## THE INPUT
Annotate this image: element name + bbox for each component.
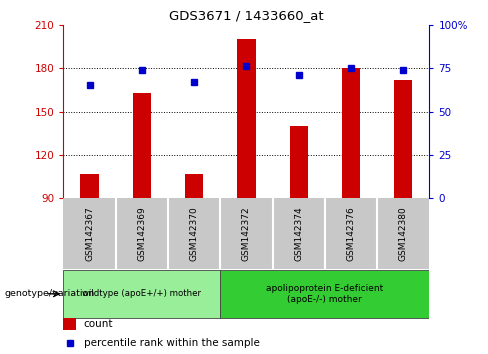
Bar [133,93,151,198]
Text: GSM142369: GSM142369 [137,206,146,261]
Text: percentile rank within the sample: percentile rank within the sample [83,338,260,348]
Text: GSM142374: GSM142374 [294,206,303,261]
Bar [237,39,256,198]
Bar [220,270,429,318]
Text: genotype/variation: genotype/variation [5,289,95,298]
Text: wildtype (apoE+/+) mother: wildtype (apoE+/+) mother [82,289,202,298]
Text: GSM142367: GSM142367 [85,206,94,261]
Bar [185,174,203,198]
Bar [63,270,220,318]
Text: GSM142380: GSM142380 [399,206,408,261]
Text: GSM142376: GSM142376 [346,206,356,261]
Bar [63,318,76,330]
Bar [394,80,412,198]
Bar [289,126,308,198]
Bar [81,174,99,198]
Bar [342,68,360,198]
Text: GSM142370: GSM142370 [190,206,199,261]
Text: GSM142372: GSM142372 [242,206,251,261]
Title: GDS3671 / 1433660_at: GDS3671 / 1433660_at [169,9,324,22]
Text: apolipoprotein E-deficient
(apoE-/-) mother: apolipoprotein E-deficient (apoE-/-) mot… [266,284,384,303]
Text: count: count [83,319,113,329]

--

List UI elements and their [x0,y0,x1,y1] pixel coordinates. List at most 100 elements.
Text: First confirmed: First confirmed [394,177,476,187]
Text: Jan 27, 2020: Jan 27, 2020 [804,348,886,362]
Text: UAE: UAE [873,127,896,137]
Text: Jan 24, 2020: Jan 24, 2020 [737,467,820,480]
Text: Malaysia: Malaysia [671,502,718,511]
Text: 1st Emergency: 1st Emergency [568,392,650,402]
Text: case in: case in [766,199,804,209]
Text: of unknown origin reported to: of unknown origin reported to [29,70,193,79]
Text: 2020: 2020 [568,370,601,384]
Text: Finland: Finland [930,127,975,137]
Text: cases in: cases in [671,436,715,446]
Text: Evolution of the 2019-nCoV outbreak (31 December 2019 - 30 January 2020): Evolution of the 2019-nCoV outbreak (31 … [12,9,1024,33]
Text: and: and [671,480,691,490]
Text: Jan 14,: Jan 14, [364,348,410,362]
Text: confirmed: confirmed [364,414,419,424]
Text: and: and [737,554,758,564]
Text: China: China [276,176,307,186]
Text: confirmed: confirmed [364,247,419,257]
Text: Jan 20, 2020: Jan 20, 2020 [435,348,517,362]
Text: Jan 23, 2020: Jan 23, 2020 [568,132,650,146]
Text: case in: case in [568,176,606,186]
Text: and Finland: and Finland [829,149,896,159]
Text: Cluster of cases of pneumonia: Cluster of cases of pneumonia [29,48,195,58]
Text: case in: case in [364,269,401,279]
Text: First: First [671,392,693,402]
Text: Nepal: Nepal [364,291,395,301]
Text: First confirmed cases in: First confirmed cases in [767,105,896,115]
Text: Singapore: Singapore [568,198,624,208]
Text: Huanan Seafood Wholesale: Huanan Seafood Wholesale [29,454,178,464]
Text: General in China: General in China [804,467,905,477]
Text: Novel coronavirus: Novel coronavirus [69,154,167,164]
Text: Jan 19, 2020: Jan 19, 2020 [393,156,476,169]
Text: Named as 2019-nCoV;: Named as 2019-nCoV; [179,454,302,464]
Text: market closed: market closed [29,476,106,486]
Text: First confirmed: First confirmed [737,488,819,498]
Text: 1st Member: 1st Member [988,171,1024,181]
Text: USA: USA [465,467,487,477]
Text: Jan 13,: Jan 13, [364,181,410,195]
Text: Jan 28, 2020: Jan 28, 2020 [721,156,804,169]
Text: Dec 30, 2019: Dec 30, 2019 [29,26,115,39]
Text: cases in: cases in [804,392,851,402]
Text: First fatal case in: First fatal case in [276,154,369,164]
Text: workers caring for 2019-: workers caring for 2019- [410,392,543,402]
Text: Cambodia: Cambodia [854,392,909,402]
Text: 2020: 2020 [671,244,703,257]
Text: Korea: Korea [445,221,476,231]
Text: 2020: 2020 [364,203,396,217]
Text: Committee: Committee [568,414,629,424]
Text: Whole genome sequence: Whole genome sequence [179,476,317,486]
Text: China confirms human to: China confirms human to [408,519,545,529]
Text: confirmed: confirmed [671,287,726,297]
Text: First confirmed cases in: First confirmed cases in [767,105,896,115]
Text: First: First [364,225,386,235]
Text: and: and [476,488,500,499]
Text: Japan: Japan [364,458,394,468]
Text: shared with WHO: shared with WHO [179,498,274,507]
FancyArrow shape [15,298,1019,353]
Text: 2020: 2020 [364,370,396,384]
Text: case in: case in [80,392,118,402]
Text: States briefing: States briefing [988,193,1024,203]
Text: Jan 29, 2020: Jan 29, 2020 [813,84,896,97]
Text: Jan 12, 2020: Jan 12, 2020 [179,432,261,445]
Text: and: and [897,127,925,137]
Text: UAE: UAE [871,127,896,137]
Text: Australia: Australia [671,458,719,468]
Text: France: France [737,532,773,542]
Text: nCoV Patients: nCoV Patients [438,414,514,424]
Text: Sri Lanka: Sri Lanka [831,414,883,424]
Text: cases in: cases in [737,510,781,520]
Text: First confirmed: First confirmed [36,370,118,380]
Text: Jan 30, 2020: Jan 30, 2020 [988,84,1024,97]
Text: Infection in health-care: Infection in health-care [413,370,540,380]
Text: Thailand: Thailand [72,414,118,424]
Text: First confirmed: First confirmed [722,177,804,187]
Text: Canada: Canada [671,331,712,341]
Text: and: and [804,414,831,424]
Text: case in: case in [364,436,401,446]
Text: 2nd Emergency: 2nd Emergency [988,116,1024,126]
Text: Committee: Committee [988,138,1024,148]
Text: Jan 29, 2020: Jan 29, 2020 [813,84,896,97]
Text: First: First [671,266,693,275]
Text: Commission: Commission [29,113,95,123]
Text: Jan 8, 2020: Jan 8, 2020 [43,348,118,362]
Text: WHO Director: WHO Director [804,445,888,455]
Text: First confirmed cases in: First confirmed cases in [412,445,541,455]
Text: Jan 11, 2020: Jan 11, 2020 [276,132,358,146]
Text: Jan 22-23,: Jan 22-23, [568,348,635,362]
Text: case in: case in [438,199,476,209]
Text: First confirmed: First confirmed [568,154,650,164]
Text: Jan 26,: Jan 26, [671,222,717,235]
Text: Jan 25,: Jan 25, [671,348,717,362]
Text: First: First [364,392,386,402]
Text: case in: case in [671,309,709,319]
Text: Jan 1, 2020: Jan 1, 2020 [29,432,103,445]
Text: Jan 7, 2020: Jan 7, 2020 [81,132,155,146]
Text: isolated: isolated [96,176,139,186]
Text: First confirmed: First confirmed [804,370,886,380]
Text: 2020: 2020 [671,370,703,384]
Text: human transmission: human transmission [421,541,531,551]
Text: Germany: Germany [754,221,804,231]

## WHAT TO WORK ON
Go through the material above and copy each line that holds the string "apolipoprotein".

## RESULT FOR THIS EXERCISE
Text: apolipoprotein E-deficient
(apoE-/-) mother: apolipoprotein E-deficient (apoE-/-) mot… [266,284,384,303]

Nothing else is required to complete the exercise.